* RECORDS SUPPLIED:

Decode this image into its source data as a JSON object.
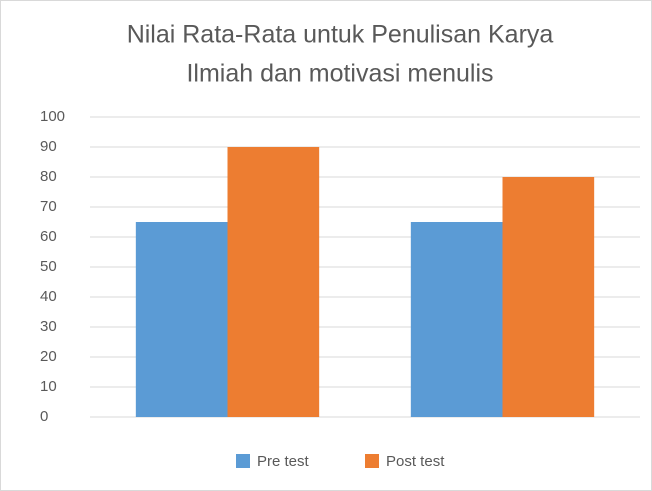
{
  "chart_data": {
    "type": "bar",
    "title": [
      "Nilai Rata-Rata untuk Penulisan Karya",
      "Ilmiah dan motivasi menulis"
    ],
    "categories": [
      null,
      null
    ],
    "series": [
      {
        "name": "Pre test",
        "color": "#5b9bd5",
        "values": [
          65,
          65
        ]
      },
      {
        "name": "Post test",
        "color": "#ed7d31",
        "values": [
          90,
          80
        ]
      }
    ],
    "ylim": [
      0,
      100
    ],
    "yticks": [
      0,
      10,
      20,
      30,
      40,
      50,
      60,
      70,
      80,
      90,
      100
    ],
    "grid": true,
    "legend": "bottom"
  }
}
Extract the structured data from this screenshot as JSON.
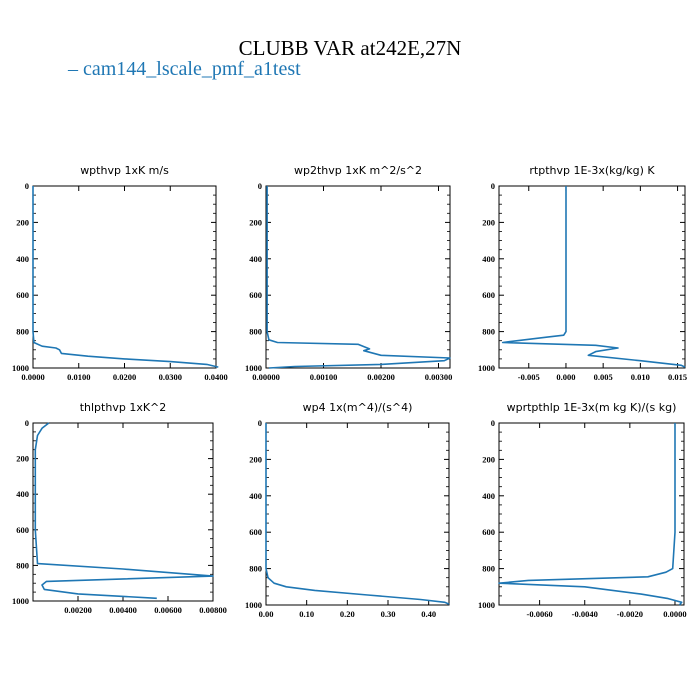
{
  "page": {
    "title": "CLUBB VAR at242E,27N",
    "legend_label": "cam144_lscale_pmf_a1test",
    "series_color": "#1f77b4"
  },
  "chart_data": [
    {
      "type": "line",
      "title": "wpthvp 1xK m/s",
      "xlim": [
        0,
        0.04
      ],
      "ylim": [
        1000,
        0
      ],
      "x_ticks": [
        "0.0000",
        "0.0100",
        "0.0200",
        "0.0300",
        "0.0400"
      ],
      "y_ticks": [
        "0",
        "200",
        "400",
        "600",
        "800",
        "1000"
      ],
      "series": [
        {
          "x": [
            0,
            0,
            0,
            0,
            0.0002,
            0.002,
            0.005,
            0.0058,
            0.0062,
            0.012,
            0.02,
            0.03,
            0.038,
            0.0405
          ],
          "y": [
            0,
            200,
            500,
            800,
            860,
            880,
            890,
            900,
            920,
            935,
            950,
            965,
            980,
            995
          ]
        }
      ]
    },
    {
      "type": "line",
      "title": "wp2thvp 1xK m^2/s^2",
      "xlim": [
        0,
        0.0032
      ],
      "ylim": [
        1000,
        0
      ],
      "x_ticks": [
        "0.00000",
        "0.00100",
        "0.00200",
        "0.00300"
      ],
      "y_ticks": [
        "0",
        "200",
        "400",
        "600",
        "800",
        "1000"
      ],
      "series": [
        {
          "x": [
            2e-05,
            2e-05,
            2e-05,
            2e-05,
            5e-05,
            0.0002,
            0.0016,
            0.0018,
            0.0017,
            0.002,
            0.0032,
            0.0031,
            0.002,
            0.0005,
            5e-05
          ],
          "y": [
            0,
            200,
            500,
            800,
            845,
            860,
            870,
            895,
            905,
            930,
            945,
            960,
            980,
            992,
            1000
          ]
        }
      ]
    },
    {
      "type": "line",
      "title": "rtpthvp 1E-3x(kg/kg) K",
      "xlim": [
        -0.009,
        0.016
      ],
      "ylim": [
        1000,
        0
      ],
      "x_ticks": [
        "-0.005",
        "0.000",
        "0.005",
        "0.010",
        "0.015"
      ],
      "y_ticks": [
        "0",
        "200",
        "400",
        "600",
        "800",
        "1000"
      ],
      "series": [
        {
          "x": [
            0,
            0,
            0,
            0,
            -0.0003,
            -0.0025,
            -0.0085,
            0.004,
            0.007,
            0.004,
            0.003,
            0.01,
            0.0155,
            0.016
          ],
          "y": [
            0,
            200,
            500,
            800,
            820,
            830,
            860,
            875,
            890,
            910,
            930,
            960,
            985,
            995
          ]
        }
      ]
    },
    {
      "type": "line",
      "title": "thlpthvp 1xK^2",
      "xlim": [
        0,
        0.008
      ],
      "ylim": [
        1000,
        0
      ],
      "x_ticks": [
        "0.00200",
        "0.00400",
        "0.00600",
        "0.00800"
      ],
      "y_ticks": [
        "0",
        "200",
        "400",
        "600",
        "800",
        "1000"
      ],
      "series": [
        {
          "x": [
            0.0007,
            0.0004,
            0.0002,
            0.0001,
            0.0001,
            0.0001,
            0.0002,
            0.004,
            0.008,
            0.0006,
            0.0004,
            0.0005,
            0.002,
            0.0055
          ],
          "y": [
            0,
            30,
            70,
            150,
            300,
            600,
            790,
            820,
            860,
            890,
            910,
            935,
            960,
            985
          ]
        }
      ]
    },
    {
      "type": "line",
      "title": "wp4 1x(m^4)/(s^4)",
      "xlim": [
        0,
        0.45
      ],
      "ylim": [
        1000,
        0
      ],
      "x_ticks": [
        "0.00",
        "0.10",
        "0.20",
        "0.30",
        "0.40"
      ],
      "y_ticks": [
        "0",
        "200",
        "400",
        "600",
        "800",
        "1000"
      ],
      "series": [
        {
          "x": [
            0,
            0,
            0,
            0.005,
            0.02,
            0.05,
            0.12,
            0.25,
            0.38,
            0.44,
            0.45
          ],
          "y": [
            0,
            400,
            800,
            850,
            880,
            900,
            920,
            945,
            970,
            985,
            995
          ]
        }
      ]
    },
    {
      "type": "line",
      "title": "wprtpthlp 1E-3x(m kg K)/(s kg)",
      "xlim": [
        -0.0078,
        0.0004
      ],
      "ylim": [
        1000,
        0
      ],
      "x_ticks": [
        "-0.0060",
        "-0.0040",
        "-0.0020",
        "0.0000"
      ],
      "y_ticks": [
        "0",
        "200",
        "400",
        "600",
        "800",
        "1000"
      ],
      "series": [
        {
          "x": [
            0,
            0,
            0,
            -0.0001,
            -0.0004,
            -0.0012,
            -0.0065,
            -0.0078,
            -0.004,
            -0.0015,
            -0.0003,
            0.0003,
            0.0002
          ],
          "y": [
            0,
            300,
            600,
            800,
            820,
            845,
            865,
            880,
            900,
            940,
            965,
            985,
            1000
          ]
        }
      ]
    }
  ]
}
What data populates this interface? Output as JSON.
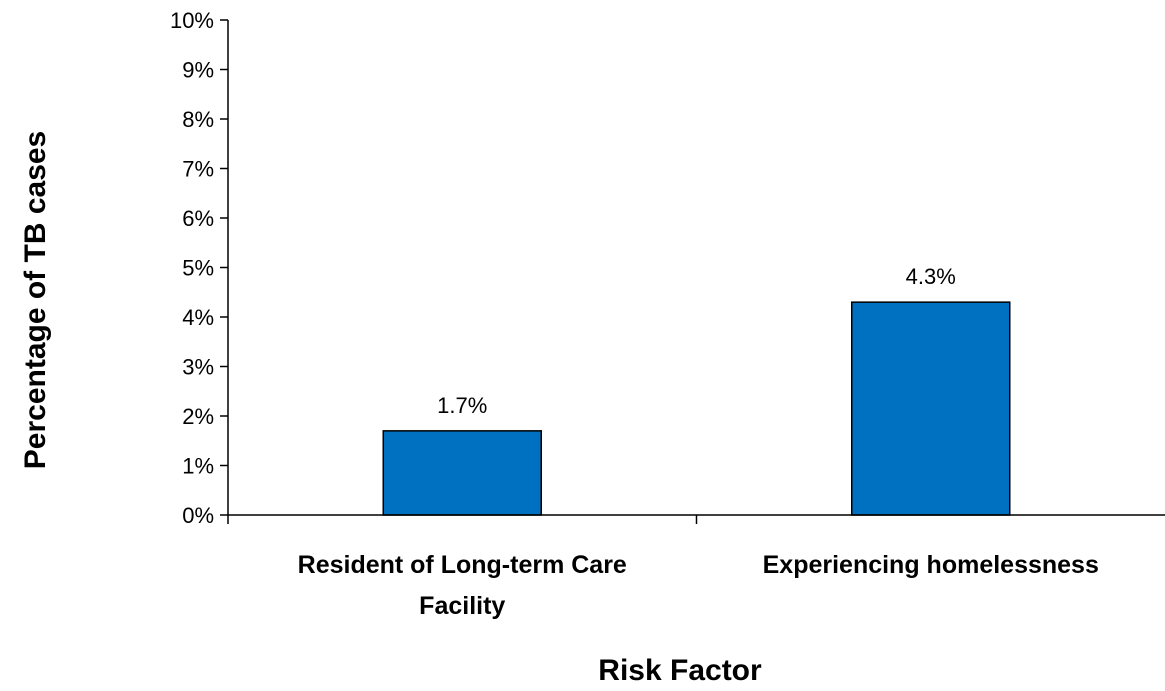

* WRITTEN PROBLEM:
Within the material above, find the lines that contain the word "this"; copy them.

* WRITTEN RESPONSE:
Decode this image into its source data as a JSON object.
Extract the structured data from this screenshot as JSON.
What data populates this interface? Output as JSON.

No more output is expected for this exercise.